### Data shown ###

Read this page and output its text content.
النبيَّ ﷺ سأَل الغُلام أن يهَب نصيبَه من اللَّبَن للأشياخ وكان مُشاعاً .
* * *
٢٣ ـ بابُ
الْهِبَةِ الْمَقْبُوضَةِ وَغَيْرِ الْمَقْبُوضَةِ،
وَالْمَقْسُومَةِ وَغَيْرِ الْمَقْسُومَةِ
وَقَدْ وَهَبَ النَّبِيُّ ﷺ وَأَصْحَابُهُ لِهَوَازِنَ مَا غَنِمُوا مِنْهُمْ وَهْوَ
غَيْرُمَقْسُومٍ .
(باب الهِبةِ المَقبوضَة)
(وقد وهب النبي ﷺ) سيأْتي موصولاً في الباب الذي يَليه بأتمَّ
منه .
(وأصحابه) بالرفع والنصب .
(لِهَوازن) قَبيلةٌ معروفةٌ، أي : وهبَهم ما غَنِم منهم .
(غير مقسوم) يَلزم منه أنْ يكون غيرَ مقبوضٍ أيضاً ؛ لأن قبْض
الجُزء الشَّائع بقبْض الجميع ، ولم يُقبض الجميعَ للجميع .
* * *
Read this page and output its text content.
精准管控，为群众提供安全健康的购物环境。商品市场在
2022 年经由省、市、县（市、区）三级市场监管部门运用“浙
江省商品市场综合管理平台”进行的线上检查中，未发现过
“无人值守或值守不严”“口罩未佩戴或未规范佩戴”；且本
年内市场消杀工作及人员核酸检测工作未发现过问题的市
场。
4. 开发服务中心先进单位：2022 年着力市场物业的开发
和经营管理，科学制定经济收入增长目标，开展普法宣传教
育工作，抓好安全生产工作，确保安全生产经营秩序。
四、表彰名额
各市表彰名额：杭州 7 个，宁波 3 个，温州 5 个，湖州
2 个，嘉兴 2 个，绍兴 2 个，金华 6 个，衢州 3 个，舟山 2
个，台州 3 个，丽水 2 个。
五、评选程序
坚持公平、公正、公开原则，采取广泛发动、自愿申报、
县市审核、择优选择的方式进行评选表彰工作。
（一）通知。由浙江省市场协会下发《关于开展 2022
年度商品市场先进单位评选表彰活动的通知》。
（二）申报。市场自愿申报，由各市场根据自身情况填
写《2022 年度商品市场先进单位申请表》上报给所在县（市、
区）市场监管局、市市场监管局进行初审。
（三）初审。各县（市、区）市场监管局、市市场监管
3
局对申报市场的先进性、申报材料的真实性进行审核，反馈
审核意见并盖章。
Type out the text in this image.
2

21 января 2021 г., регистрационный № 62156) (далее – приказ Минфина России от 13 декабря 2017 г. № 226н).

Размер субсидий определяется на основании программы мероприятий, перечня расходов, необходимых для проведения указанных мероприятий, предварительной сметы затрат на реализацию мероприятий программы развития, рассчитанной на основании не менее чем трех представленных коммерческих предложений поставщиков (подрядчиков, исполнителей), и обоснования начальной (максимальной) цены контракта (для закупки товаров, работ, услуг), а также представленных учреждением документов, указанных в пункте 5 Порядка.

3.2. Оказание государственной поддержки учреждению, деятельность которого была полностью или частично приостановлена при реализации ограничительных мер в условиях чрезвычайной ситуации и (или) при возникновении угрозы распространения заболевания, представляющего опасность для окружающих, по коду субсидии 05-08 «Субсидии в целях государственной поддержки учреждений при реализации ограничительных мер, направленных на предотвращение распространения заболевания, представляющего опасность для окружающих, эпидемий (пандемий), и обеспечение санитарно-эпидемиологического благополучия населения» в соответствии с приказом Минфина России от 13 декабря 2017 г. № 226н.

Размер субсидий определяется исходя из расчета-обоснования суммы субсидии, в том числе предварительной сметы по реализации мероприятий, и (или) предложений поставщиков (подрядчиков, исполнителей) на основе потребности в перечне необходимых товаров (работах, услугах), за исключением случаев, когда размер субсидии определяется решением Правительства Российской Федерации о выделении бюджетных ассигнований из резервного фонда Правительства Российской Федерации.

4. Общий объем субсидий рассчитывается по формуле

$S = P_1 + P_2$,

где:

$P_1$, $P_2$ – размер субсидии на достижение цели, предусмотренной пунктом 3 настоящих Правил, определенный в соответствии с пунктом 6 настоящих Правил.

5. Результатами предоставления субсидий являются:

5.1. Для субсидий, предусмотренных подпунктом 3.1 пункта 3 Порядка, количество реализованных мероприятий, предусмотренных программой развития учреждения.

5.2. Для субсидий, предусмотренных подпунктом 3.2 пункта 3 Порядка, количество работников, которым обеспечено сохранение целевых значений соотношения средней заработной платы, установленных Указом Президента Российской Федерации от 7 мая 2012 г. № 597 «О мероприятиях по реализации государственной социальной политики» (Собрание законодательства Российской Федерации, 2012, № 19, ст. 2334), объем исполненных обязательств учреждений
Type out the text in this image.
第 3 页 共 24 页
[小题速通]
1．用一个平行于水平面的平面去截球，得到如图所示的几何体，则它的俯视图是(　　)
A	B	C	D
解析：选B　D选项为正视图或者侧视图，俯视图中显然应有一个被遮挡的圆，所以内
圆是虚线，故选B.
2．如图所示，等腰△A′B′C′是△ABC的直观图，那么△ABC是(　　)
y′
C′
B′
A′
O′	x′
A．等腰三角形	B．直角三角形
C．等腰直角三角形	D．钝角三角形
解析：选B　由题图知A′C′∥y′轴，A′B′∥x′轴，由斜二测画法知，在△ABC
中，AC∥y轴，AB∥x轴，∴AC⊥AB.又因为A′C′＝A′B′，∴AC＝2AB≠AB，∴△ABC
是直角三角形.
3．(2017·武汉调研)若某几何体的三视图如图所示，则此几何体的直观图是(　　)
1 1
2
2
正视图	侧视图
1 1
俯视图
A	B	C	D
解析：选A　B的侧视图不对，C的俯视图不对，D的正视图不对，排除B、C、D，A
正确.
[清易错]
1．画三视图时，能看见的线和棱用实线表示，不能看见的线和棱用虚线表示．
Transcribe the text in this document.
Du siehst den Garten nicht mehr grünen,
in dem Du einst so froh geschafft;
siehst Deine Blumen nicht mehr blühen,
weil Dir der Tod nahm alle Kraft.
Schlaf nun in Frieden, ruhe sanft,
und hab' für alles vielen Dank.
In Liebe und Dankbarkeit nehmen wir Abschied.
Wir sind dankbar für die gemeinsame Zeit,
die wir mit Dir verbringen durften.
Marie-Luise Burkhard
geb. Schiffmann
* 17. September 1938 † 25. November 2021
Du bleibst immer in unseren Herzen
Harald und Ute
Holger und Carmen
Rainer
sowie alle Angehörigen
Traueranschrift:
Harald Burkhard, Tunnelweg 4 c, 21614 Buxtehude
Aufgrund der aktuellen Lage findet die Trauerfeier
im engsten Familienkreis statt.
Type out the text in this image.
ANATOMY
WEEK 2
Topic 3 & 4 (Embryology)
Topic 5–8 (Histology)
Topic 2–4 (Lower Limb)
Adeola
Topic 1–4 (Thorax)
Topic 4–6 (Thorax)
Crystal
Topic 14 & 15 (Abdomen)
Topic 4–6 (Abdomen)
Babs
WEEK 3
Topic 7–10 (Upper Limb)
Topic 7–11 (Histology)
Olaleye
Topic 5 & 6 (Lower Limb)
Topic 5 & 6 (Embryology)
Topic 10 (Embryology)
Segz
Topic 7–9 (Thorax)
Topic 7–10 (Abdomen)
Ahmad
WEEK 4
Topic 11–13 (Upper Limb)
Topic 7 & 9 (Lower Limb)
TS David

###

- **Problem details**:
How many lines of the listing above include the word "подрядчиков"? Reply with the number alone.

- **Solution to the problem**:
2